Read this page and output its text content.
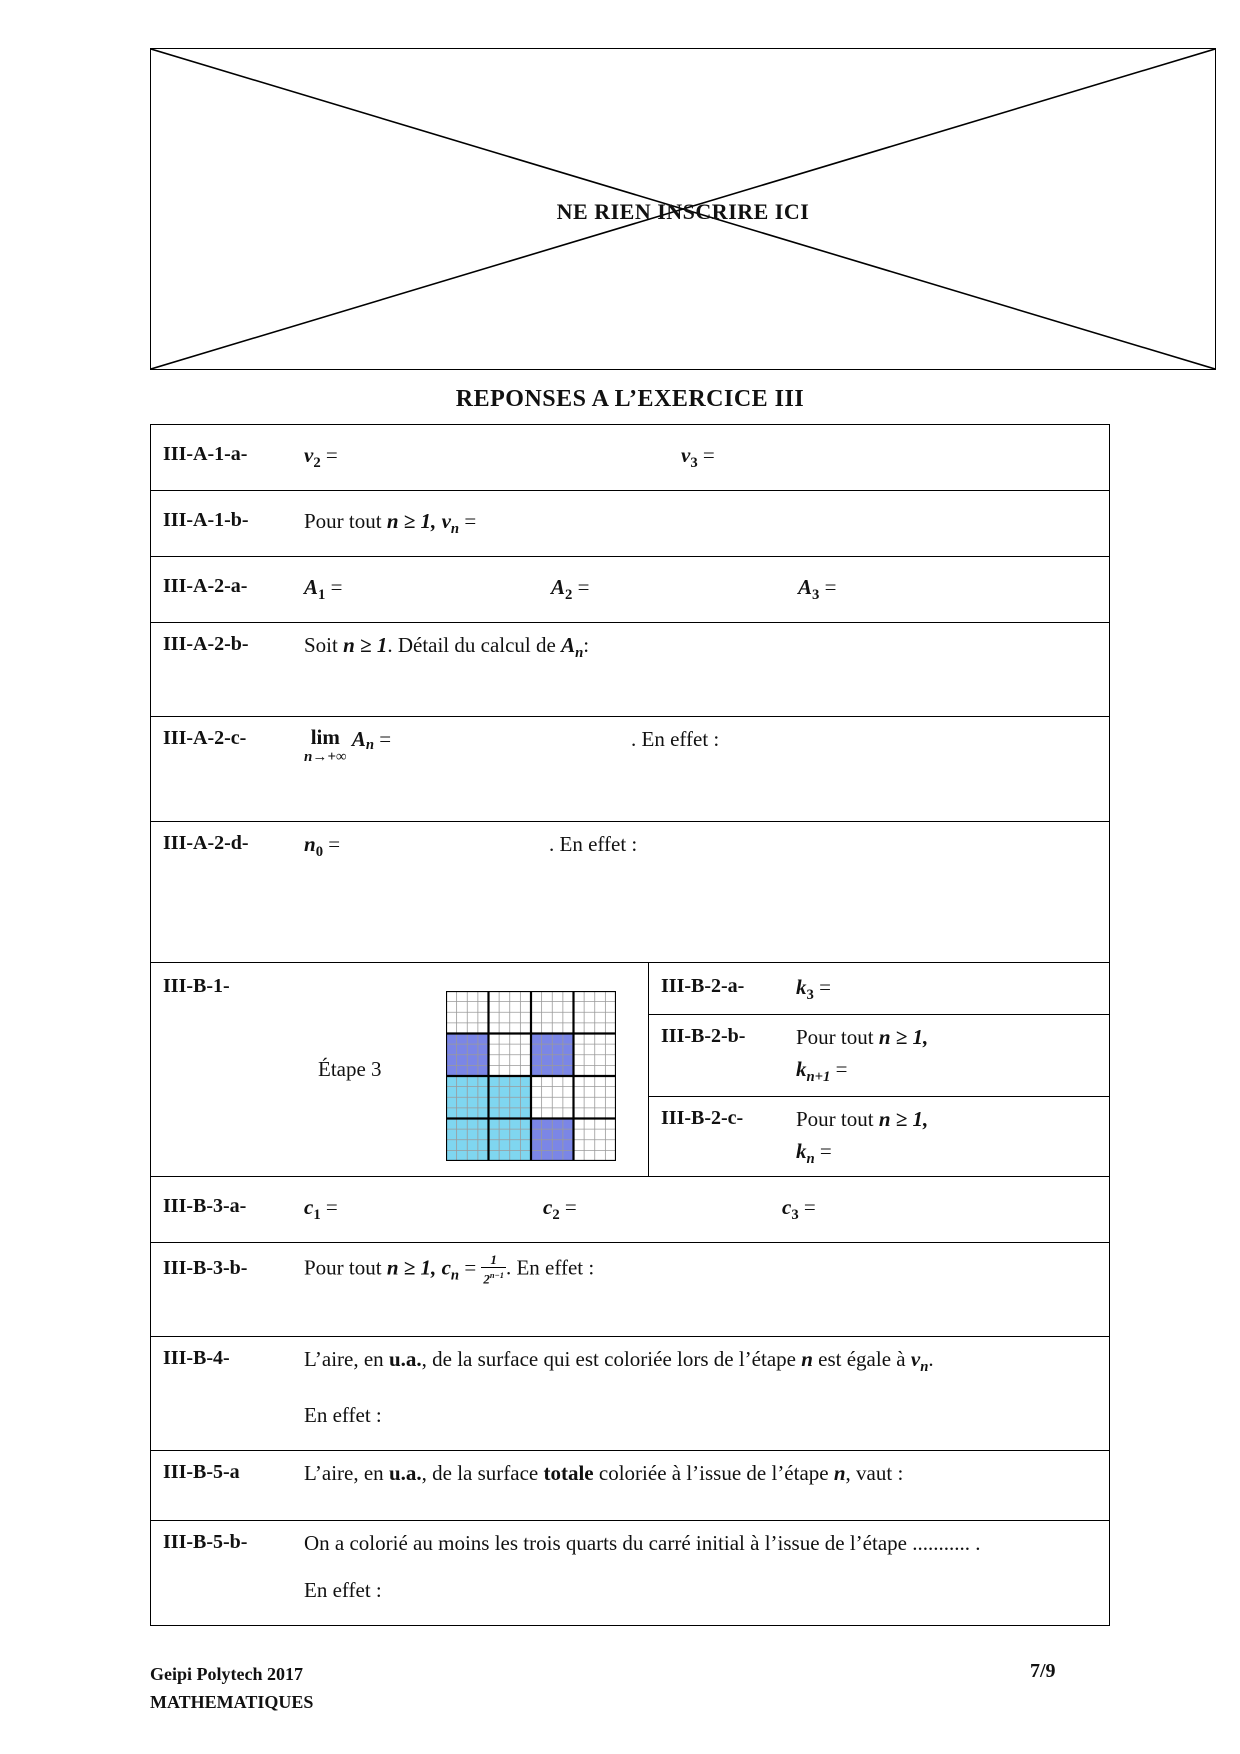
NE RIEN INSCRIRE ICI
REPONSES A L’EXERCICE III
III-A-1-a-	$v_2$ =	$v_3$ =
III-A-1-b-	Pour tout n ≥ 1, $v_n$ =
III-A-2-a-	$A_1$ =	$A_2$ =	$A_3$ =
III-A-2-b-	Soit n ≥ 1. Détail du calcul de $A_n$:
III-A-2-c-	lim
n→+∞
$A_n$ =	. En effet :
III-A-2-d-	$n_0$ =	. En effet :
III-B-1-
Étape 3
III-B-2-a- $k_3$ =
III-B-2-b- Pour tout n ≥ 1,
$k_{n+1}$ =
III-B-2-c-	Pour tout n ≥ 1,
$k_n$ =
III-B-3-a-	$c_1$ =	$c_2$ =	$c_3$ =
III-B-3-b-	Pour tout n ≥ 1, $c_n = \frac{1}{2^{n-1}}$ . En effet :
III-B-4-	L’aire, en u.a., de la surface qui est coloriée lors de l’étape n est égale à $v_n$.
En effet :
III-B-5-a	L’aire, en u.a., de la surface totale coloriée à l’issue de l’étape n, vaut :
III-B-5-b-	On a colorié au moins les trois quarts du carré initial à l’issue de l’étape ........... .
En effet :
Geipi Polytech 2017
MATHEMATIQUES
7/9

^^^^^^^^

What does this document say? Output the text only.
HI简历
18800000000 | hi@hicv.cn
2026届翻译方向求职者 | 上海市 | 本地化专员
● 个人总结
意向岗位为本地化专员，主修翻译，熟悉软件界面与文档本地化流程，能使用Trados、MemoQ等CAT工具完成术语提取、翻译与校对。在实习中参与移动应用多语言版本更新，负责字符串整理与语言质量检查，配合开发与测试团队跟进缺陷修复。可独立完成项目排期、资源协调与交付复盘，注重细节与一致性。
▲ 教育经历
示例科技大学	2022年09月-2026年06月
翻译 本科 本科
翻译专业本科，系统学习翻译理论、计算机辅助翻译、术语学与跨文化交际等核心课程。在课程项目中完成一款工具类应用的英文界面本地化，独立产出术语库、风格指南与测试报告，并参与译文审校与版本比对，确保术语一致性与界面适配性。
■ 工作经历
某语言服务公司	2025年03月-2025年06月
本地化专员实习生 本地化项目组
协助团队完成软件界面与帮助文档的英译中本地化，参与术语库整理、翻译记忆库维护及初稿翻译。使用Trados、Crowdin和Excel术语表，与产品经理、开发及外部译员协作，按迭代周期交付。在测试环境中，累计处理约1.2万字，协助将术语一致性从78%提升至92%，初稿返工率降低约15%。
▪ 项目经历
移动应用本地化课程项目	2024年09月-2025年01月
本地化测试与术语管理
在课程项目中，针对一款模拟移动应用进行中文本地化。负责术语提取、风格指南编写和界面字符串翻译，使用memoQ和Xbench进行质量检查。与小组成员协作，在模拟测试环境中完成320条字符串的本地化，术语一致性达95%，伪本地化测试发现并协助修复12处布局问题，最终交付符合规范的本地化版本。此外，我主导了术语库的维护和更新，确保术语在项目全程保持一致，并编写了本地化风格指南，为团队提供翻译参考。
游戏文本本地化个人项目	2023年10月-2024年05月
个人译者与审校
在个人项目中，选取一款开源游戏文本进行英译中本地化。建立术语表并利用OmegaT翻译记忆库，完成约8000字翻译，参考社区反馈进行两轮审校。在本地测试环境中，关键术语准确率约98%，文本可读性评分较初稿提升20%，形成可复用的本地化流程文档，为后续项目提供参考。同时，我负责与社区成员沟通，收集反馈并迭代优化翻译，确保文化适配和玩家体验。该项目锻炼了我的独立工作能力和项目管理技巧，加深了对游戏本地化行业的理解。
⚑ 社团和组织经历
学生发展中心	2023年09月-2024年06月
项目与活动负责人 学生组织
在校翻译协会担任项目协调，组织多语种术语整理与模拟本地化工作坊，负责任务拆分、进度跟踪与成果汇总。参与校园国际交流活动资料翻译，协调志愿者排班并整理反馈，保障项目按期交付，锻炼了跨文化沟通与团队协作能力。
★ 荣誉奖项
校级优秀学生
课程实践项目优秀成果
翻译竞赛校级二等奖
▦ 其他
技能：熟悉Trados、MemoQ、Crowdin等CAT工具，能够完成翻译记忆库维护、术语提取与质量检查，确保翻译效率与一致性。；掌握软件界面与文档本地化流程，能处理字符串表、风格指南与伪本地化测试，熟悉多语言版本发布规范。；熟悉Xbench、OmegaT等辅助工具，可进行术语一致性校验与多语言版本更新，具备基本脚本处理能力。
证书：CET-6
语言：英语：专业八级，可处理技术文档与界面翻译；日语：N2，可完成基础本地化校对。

^^^^^^^^

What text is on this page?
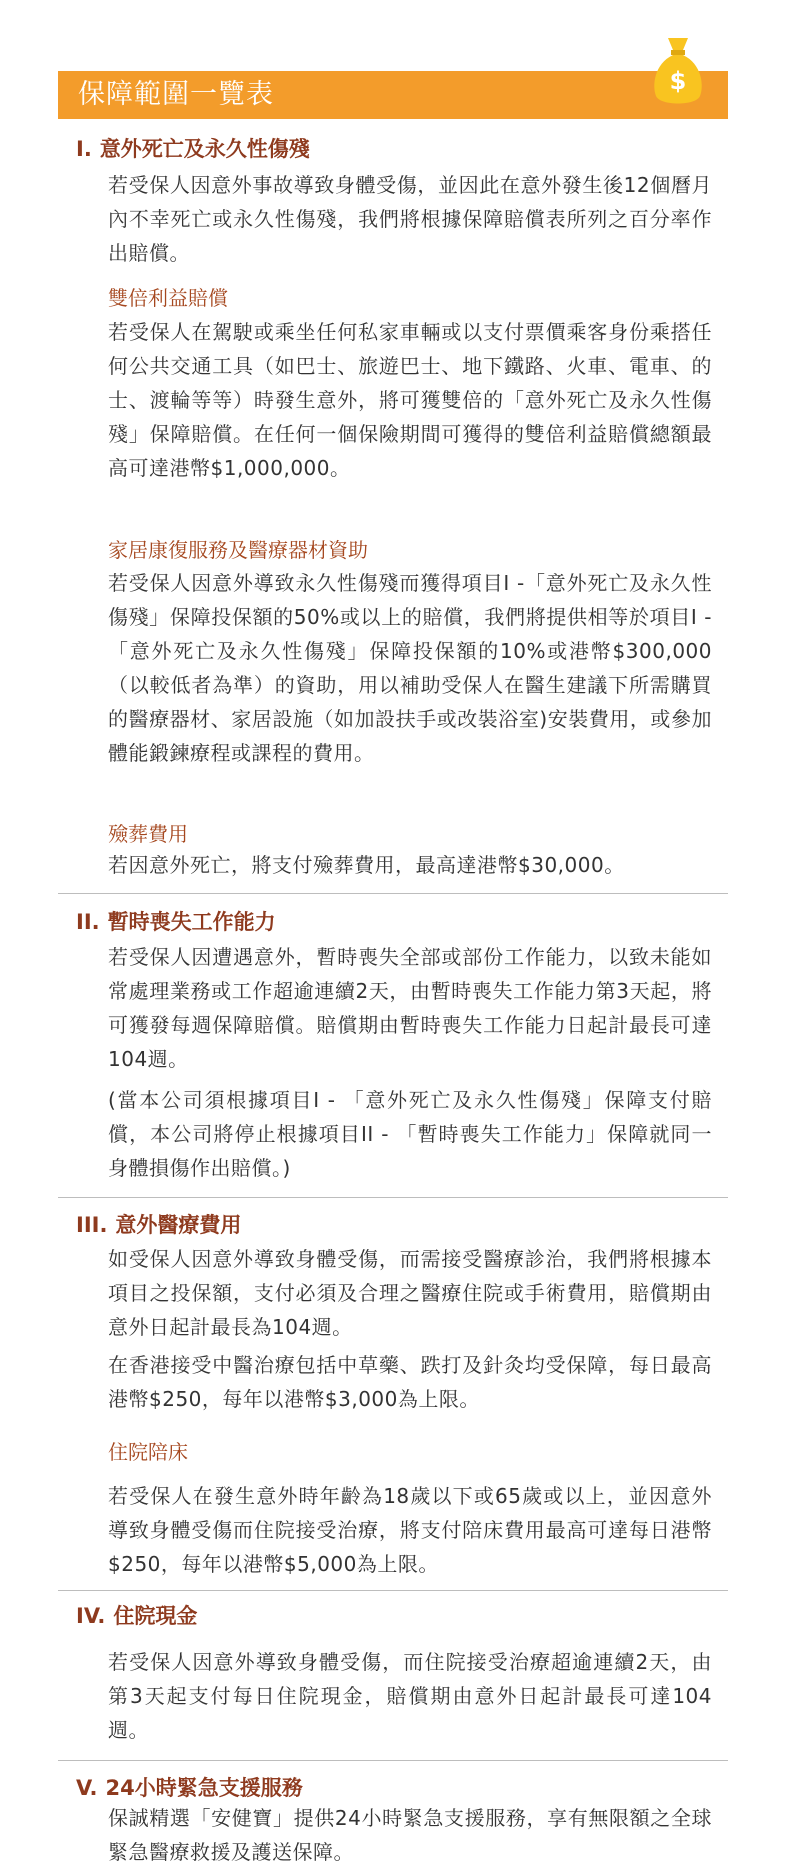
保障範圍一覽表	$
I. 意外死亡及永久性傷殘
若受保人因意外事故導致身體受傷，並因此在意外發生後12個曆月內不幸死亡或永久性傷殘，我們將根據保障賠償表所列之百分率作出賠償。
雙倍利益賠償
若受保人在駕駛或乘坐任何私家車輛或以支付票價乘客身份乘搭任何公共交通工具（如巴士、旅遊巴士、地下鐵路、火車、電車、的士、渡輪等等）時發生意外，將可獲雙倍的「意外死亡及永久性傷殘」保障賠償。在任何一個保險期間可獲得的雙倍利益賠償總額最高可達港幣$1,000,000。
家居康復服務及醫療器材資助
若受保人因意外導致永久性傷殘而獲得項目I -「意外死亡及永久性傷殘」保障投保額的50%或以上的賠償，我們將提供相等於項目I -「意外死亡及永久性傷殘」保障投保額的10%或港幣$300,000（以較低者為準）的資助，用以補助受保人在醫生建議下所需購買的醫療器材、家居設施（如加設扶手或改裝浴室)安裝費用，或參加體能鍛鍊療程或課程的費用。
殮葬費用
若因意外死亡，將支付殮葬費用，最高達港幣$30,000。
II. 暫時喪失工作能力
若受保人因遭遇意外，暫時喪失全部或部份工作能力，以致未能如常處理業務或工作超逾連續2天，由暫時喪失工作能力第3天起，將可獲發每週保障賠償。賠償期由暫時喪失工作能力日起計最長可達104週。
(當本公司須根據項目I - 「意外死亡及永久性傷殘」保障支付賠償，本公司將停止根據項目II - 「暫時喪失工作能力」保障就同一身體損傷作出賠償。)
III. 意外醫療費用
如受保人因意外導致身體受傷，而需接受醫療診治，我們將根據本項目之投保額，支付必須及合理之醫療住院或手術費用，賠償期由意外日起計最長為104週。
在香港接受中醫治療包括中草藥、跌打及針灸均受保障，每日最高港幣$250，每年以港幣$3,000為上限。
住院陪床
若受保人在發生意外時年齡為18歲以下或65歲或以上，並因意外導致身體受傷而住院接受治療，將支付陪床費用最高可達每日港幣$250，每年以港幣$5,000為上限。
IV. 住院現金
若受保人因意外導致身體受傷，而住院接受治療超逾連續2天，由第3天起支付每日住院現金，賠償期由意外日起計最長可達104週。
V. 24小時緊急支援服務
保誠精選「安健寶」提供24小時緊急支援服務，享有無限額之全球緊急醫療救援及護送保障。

^^^^^^^^

### Set task
Search the data above for the word "aire", then gather each line in which it appears.

### The result
III-B-4-	L’aire, en u.a., de la surface qui est coloriée lors de l’étape n est égale à $v_n$.
III-B-5-a	L’aire, en u.a., de la surface totale coloriée à l’issue de l’étape n, vaut :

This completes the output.